Records =
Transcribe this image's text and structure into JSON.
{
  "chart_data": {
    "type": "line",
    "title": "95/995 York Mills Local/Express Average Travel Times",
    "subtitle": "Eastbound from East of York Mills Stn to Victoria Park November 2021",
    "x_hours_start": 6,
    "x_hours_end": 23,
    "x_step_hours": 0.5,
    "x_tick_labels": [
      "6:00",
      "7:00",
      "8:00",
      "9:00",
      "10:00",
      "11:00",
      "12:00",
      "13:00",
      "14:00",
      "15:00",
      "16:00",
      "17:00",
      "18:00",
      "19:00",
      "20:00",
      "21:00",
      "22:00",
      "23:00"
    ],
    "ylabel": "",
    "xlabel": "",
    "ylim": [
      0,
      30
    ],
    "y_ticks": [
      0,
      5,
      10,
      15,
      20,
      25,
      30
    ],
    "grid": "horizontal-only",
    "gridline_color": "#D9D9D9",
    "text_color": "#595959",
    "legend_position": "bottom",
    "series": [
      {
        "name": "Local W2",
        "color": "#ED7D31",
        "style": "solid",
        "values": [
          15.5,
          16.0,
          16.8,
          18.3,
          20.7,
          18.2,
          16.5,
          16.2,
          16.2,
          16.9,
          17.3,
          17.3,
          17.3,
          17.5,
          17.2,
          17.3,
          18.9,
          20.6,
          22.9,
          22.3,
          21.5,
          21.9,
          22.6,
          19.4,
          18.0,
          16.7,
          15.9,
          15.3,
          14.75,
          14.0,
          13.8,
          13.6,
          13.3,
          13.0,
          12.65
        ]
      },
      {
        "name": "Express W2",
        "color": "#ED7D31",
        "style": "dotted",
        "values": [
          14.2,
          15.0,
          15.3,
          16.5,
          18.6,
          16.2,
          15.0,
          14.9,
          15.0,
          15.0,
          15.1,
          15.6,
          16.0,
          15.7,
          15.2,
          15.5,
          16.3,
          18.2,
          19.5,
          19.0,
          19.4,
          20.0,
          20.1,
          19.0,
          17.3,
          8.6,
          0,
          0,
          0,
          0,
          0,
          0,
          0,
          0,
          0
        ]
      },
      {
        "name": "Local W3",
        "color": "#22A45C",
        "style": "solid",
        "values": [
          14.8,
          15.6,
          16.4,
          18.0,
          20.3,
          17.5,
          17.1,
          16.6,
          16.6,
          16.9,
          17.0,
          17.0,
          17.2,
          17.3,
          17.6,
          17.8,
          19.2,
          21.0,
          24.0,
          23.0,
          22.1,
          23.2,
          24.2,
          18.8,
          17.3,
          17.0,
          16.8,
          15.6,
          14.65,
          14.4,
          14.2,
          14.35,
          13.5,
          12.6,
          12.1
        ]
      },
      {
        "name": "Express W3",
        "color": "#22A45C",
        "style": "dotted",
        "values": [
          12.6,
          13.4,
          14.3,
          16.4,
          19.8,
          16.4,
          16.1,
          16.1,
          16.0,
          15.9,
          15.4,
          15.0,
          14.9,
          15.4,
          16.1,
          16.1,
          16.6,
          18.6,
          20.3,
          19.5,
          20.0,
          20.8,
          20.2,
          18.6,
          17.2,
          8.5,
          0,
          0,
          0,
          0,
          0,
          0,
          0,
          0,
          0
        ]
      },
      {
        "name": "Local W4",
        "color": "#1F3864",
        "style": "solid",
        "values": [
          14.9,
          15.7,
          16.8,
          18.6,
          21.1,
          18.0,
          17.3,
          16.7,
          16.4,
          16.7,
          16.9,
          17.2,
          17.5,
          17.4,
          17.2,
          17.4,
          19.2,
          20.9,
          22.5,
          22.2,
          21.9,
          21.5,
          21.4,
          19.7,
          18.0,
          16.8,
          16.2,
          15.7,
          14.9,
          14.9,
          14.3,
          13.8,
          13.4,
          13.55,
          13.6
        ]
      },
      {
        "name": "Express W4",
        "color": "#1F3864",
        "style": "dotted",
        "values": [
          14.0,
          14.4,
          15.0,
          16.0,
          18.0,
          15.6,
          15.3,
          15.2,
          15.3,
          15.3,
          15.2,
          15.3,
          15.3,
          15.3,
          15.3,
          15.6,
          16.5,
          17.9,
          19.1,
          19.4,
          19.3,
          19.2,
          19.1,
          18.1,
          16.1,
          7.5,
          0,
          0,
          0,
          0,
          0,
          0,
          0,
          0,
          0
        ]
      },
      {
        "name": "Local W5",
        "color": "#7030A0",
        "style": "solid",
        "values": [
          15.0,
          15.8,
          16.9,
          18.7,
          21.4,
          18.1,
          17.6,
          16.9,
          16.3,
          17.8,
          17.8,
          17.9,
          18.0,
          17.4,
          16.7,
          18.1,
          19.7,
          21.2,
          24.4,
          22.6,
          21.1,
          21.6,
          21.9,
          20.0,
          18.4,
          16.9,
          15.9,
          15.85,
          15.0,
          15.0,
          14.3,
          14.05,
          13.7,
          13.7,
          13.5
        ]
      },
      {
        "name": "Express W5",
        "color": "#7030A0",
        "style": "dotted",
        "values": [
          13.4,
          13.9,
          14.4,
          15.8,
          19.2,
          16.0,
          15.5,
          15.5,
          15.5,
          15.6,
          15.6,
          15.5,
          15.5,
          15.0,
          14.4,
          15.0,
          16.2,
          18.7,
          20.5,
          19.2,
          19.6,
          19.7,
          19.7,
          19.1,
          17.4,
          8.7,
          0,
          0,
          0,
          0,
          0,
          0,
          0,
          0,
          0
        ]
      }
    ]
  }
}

What is needed = Repeat all the records. Match each line exactly.

Response below =
Transcribe this image's text and structure into JSON.
{
  "chart_data": {
    "type": "line",
    "title": "95/995 York Mills Local/Express Average Travel Times",
    "subtitle": "Eastbound from East of York Mills Stn to Victoria Park November 2021",
    "x_hours_start": 6,
    "x_hours_end": 23,
    "x_step_hours": 0.5,
    "x_tick_labels": [
      "6:00",
      "7:00",
      "8:00",
      "9:00",
      "10:00",
      "11:00",
      "12:00",
      "13:00",
      "14:00",
      "15:00",
      "16:00",
      "17:00",
      "18:00",
      "19:00",
      "20:00",
      "21:00",
      "22:00",
      "23:00"
    ],
    "ylabel": "",
    "xlabel": "",
    "ylim": [
      0,
      30
    ],
    "y_ticks": [
      0,
      5,
      10,
      15,
      20,
      25,
      30
    ],
    "grid": "horizontal-only",
    "gridline_color": "#D9D9D9",
    "text_color": "#595959",
    "legend_position": "bottom",
    "series": [
      {
        "name": "Local W2",
        "color": "#ED7D31",
        "style": "solid",
        "values": [
          15.5,
          16.0,
          16.8,
          18.3,
          20.7,
          18.2,
          16.5,
          16.2,
          16.2,
          16.9,
          17.3,
          17.3,
          17.3,
          17.5,
          17.2,
          17.3,
          18.9,
          20.6,
          22.9,
          22.3,
          21.5,
          21.9,
          22.6,
          19.4,
          18.0,
          16.7,
          15.9,
          15.3,
          14.75,
          14.0,
          13.8,
          13.6,
          13.3,
          13.0,
          12.65
        ]
      },
      {
        "name": "Express W2",
        "color": "#ED7D31",
        "style": "dotted",
        "values": [
          14.2,
          15.0,
          15.3,
          16.5,
          18.6,
          16.2,
          15.0,
          14.9,
          15.0,
          15.0,
          15.1,
          15.6,
          16.0,
          15.7,
          15.2,
          15.5,
          16.3,
          18.2,
          19.5,
          19.0,
          19.4,
          20.0,
          20.1,
          19.0,
          17.3,
          8.6,
          0,
          0,
          0,
          0,
          0,
          0,
          0,
          0,
          0
        ]
      },
      {
        "name": "Local W3",
        "color": "#22A45C",
        "style": "solid",
        "values": [
          14.8,
          15.6,
          16.4,
          18.0,
          20.3,
          17.5,
          17.1,
          16.6,
          16.6,
          16.9,
          17.0,
          17.0,
          17.2,
          17.3,
          17.6,
          17.8,
          19.2,
          21.0,
          24.0,
          23.0,
          22.1,
          23.2,
          24.2,
          18.8,
          17.3,
          17.0,
          16.8,
          15.6,
          14.65,
          14.4,
          14.2,
          14.35,
          13.5,
          12.6,
          12.1
        ]
      },
      {
        "name": "Express W3",
        "color": "#22A45C",
        "style": "dotted",
        "values": [
          12.6,
          13.4,
          14.3,
          16.4,
          19.8,
          16.4,
          16.1,
          16.1,
          16.0,
          15.9,
          15.4,
          15.0,
          14.9,
          15.4,
          16.1,
          16.1,
          16.6,
          18.6,
          20.3,
          19.5,
          20.0,
          20.8,
          20.2,
          18.6,
          17.2,
          8.5,
          0,
          0,
          0,
          0,
          0,
          0,
          0,
          0,
          0
        ]
      },
      {
        "name": "Local W4",
        "color": "#1F3864",
        "style": "solid",
        "values": [
          14.9,
          15.7,
          16.8,
          18.6,
          21.1,
          18.0,
          17.3,
          16.7,
          16.4,
          16.7,
          16.9,
          17.2,
          17.5,
          17.4,
          17.2,
          17.4,
          19.2,
          20.9,
          22.5,
          22.2,
          21.9,
          21.5,
          21.4,
          19.7,
          18.0,
          16.8,
          16.2,
          15.7,
          14.9,
          14.9,
          14.3,
          13.8,
          13.4,
          13.55,
          13.6
        ]
      },
      {
        "name": "Express W4",
        "color": "#1F3864",
        "style": "dotted",
        "values": [
          14.0,
          14.4,
          15.0,
          16.0,
          18.0,
          15.6,
          15.3,
          15.2,
          15.3,
          15.3,
          15.2,
          15.3,
          15.3,
          15.3,
          15.3,
          15.6,
          16.5,
          17.9,
          19.1,
          19.4,
          19.3,
          19.2,
          19.1,
          18.1,
          16.1,
          7.5,
          0,
          0,
          0,
          0,
          0,
          0,
          0,
          0,
          0
        ]
      },
      {
        "name": "Local W5",
        "color": "#7030A0",
        "style": "solid",
        "values": [
          15.0,
          15.8,
          16.9,
          18.7,
          21.4,
          18.1,
          17.6,
          16.9,
          16.3,
          17.8,
          17.8,
          17.9,
          18.0,
          17.4,
          16.7,
          18.1,
          19.7,
          21.2,
          24.4,
          22.6,
          21.1,
          21.6,
          21.9,
          20.0,
          18.4,
          16.9,
          15.9,
          15.85,
          15.0,
          15.0,
          14.3,
          14.05,
          13.7,
          13.7,
          13.5
        ]
      },
      {
        "name": "Express W5",
        "color": "#7030A0",
        "style": "dotted",
        "values": [
          13.4,
          13.9,
          14.4,
          15.8,
          19.2,
          16.0,
          15.5,
          15.5,
          15.5,
          15.6,
          15.6,
          15.5,
          15.5,
          15.0,
          14.4,
          15.0,
          16.2,
          18.7,
          20.5,
          19.2,
          19.6,
          19.7,
          19.7,
          19.1,
          17.4,
          8.7,
          0,
          0,
          0,
          0,
          0,
          0,
          0,
          0,
          0
        ]
      }
    ]
  }
}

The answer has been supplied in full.